Records
<<<<

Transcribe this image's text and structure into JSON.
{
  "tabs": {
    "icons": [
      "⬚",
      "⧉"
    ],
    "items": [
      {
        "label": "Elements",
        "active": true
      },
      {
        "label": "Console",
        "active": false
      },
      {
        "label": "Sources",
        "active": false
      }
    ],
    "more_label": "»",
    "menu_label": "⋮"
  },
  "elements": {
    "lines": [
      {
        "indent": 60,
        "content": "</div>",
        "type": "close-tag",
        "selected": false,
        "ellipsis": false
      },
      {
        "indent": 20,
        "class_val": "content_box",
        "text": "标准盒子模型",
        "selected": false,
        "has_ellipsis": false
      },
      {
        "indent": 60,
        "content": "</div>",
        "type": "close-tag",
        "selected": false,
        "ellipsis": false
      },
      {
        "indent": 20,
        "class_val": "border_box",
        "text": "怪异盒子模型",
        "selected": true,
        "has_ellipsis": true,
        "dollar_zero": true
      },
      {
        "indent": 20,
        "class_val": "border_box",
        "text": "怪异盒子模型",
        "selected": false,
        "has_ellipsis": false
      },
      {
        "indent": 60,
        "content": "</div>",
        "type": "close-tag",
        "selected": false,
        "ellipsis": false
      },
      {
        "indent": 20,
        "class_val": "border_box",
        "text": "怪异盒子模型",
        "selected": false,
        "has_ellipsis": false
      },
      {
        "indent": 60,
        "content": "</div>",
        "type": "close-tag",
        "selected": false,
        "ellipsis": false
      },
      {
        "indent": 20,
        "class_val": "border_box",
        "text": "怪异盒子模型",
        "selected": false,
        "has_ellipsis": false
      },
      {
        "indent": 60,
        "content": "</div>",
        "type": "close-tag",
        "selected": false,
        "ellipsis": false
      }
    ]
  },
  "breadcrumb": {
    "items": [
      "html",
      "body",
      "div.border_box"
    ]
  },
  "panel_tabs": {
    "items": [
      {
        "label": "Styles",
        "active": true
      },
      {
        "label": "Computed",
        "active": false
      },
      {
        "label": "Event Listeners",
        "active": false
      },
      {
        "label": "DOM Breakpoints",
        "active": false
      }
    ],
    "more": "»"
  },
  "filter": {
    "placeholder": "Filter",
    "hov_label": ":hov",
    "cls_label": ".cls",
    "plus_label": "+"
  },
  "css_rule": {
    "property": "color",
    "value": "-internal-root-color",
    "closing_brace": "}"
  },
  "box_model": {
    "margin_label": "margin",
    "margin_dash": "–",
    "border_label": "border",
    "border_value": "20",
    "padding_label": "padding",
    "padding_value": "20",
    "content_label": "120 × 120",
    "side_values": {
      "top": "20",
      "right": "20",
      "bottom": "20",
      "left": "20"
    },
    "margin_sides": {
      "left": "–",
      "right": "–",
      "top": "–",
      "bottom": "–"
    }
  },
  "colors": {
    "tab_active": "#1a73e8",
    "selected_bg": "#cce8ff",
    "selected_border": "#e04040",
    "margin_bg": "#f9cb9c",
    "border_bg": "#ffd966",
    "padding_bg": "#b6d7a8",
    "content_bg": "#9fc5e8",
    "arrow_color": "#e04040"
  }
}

>>>>

Aim of the task: Write out all of the records once more, exactly.

Exercise solution:
Transcribe this image's text and structure into JSON.
{
  "tabs": {
    "icons": [
      "⬚",
      "⧉"
    ],
    "items": [
      {
        "label": "Elements",
        "active": true
      },
      {
        "label": "Console",
        "active": false
      },
      {
        "label": "Sources",
        "active": false
      }
    ],
    "more_label": "»",
    "menu_label": "⋮"
  },
  "elements": {
    "lines": [
      {
        "indent": 60,
        "content": "</div>",
        "type": "close-tag",
        "selected": false,
        "ellipsis": false
      },
      {
        "indent": 20,
        "class_val": "content_box",
        "text": "标准盒子模型",
        "selected": false,
        "has_ellipsis": false
      },
      {
        "indent": 60,
        "content": "</div>",
        "type": "close-tag",
        "selected": false,
        "ellipsis": false
      },
      {
        "indent": 20,
        "class_val": "border_box",
        "text": "怪异盒子模型",
        "selected": true,
        "has_ellipsis": true,
        "dollar_zero": true
      },
      {
        "indent": 20,
        "class_val": "border_box",
        "text": "怪异盒子模型",
        "selected": false,
        "has_ellipsis": false
      },
      {
        "indent": 60,
        "content": "</div>",
        "type": "close-tag",
        "selected": false,
        "ellipsis": false
      },
      {
        "indent": 20,
        "class_val": "border_box",
        "text": "怪异盒子模型",
        "selected": false,
        "has_ellipsis": false
      },
      {
        "indent": 60,
        "content": "</div>",
        "type": "close-tag",
        "selected": false,
        "ellipsis": false
      },
      {
        "indent": 20,
        "class_val": "border_box",
        "text": "怪异盒子模型",
        "selected": false,
        "has_ellipsis": false
      },
      {
        "indent": 60,
        "content": "</div>",
        "type": "close-tag",
        "selected": false,
        "ellipsis": false
      }
    ]
  },
  "breadcrumb": {
    "items": [
      "html",
      "body",
      "div.border_box"
    ]
  },
  "panel_tabs": {
    "items": [
      {
        "label": "Styles",
        "active": true
      },
      {
        "label": "Computed",
        "active": false
      },
      {
        "label": "Event Listeners",
        "active": false
      },
      {
        "label": "DOM Breakpoints",
        "active": false
      }
    ],
    "more": "»"
  },
  "filter": {
    "placeholder": "Filter",
    "hov_label": ":hov",
    "cls_label": ".cls",
    "plus_label": "+"
  },
  "css_rule": {
    "property": "color",
    "value": "-internal-root-color",
    "closing_brace": "}"
  },
  "box_model": {
    "margin_label": "margin",
    "margin_dash": "–",
    "border_label": "border",
    "border_value": "20",
    "padding_label": "padding",
    "padding_value": "20",
    "content_label": "120 × 120",
    "side_values": {
      "top": "20",
      "right": "20",
      "bottom": "20",
      "left": "20"
    },
    "margin_sides": {
      "left": "–",
      "right": "–",
      "top": "–",
      "bottom": "–"
    }
  },
  "colors": {
    "tab_active": "#1a73e8",
    "selected_bg": "#cce8ff",
    "selected_border": "#e04040",
    "margin_bg": "#f9cb9c",
    "border_bg": "#ffd966",
    "padding_bg": "#b6d7a8",
    "content_bg": "#9fc5e8",
    "arrow_color": "#e04040"
  }
}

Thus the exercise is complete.